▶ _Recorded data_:
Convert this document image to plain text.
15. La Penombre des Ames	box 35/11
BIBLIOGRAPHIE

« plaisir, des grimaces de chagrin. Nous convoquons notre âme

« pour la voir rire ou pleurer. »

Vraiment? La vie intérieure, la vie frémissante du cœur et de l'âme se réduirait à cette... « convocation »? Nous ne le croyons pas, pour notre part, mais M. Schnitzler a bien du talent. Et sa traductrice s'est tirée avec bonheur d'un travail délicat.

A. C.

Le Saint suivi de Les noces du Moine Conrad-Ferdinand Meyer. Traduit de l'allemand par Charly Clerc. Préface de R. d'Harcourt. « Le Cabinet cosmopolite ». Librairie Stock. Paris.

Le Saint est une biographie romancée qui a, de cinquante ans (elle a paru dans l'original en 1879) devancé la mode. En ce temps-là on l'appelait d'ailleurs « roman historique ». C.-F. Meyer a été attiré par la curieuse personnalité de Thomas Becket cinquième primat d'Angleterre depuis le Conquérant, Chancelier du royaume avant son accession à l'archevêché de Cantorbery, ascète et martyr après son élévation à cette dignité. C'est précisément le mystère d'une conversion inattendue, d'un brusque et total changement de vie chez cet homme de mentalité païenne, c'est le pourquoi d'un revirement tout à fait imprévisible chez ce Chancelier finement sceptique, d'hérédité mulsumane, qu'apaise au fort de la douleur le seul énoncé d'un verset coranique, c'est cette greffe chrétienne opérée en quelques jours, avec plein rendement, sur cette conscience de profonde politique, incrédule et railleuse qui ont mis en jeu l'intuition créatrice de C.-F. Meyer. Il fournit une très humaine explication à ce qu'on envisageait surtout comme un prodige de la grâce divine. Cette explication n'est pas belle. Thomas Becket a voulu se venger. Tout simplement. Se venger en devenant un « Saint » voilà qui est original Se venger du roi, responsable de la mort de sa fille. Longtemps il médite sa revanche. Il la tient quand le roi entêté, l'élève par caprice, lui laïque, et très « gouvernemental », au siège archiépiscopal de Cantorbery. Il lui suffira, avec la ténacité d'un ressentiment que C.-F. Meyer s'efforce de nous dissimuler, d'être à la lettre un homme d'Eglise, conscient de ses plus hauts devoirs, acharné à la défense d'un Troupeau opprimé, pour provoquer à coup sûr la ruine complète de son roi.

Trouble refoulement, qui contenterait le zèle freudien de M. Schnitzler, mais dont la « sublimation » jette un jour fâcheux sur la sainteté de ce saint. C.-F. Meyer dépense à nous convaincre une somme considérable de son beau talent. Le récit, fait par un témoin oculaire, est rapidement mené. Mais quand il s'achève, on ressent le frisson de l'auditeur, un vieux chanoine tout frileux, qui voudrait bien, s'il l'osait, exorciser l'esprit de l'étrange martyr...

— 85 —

▶ _Problem details_: Reproduce the full set of records precisely.

▶ _Response to the task_:
Convert this document image to plain text.
15. La Penombre des Ames	box 35/11
BIBLIOGRAPHIE

« plaisir, des grimaces de chagrin. Nous convoquons notre âme

« pour la voir rire ou pleurer. »

Vraiment? La vie intérieure, la vie frémissante du cœur et de l'âme se réduirait à cette... « convocation »? Nous ne le croyons pas, pour notre part, mais M. Schnitzler a bien du talent. Et sa traductrice s'est tirée avec bonheur d'un travail délicat.

A. C.

Le Saint suivi de Les noces du Moine Conrad-Ferdinand Meyer. Traduit de l'allemand par Charly Clerc. Préface de R. d'Harcourt. « Le Cabinet cosmopolite ». Librairie Stock. Paris.

Le Saint est une biographie romancée qui a, de cinquante ans (elle a paru dans l'original en 1879) devancé la mode. En ce temps-là on l'appelait d'ailleurs « roman historique ». C.-F. Meyer a été attiré par la curieuse personnalité de Thomas Becket cinquième primat d'Angleterre depuis le Conquérant, Chancelier du royaume avant son accession à l'archevêché de Cantorbery, ascète et martyr après son élévation à cette dignité. C'est précisément le mystère d'une conversion inattendue, d'un brusque et total changement de vie chez cet homme de mentalité païenne, c'est le pourquoi d'un revirement tout à fait imprévisible chez ce Chancelier finement sceptique, d'hérédité mulsumane, qu'apaise au fort de la douleur le seul énoncé d'un verset coranique, c'est cette greffe chrétienne opérée en quelques jours, avec plein rendement, sur cette conscience de profonde politique, incrédule et railleuse qui ont mis en jeu l'intuition créatrice de C.-F. Meyer. Il fournit une très humaine explication à ce qu'on envisageait surtout comme un prodige de la grâce divine. Cette explication n'est pas belle. Thomas Becket a voulu se venger. Tout simplement. Se venger en devenant un « Saint » voilà qui est original Se venger du roi, responsable de la mort de sa fille. Longtemps il médite sa revanche. Il la tient quand le roi entêté, l'élève par caprice, lui laïque, et très « gouvernemental », au siège archiépiscopal de Cantorbery. Il lui suffira, avec la ténacité d'un ressentiment que C.-F. Meyer s'efforce de nous dissimuler, d'être à la lettre un homme d'Eglise, conscient de ses plus hauts devoirs, acharné à la défense d'un Troupeau opprimé, pour provoquer à coup sûr la ruine complète de son roi.

Trouble refoulement, qui contenterait le zèle freudien de M. Schnitzler, mais dont la « sublimation » jette un jour fâcheux sur la sainteté de ce saint. C.-F. Meyer dépense à nous convaincre une somme considérable de son beau talent. Le récit, fait par un témoin oculaire, est rapidement mené. Mais quand il s'achève, on ressent le frisson de l'auditeur, un vieux chanoine tout frileux, qui voudrait bien, s'il l'osait, exorciser l'esprit de l'étrange martyr...

— 85 —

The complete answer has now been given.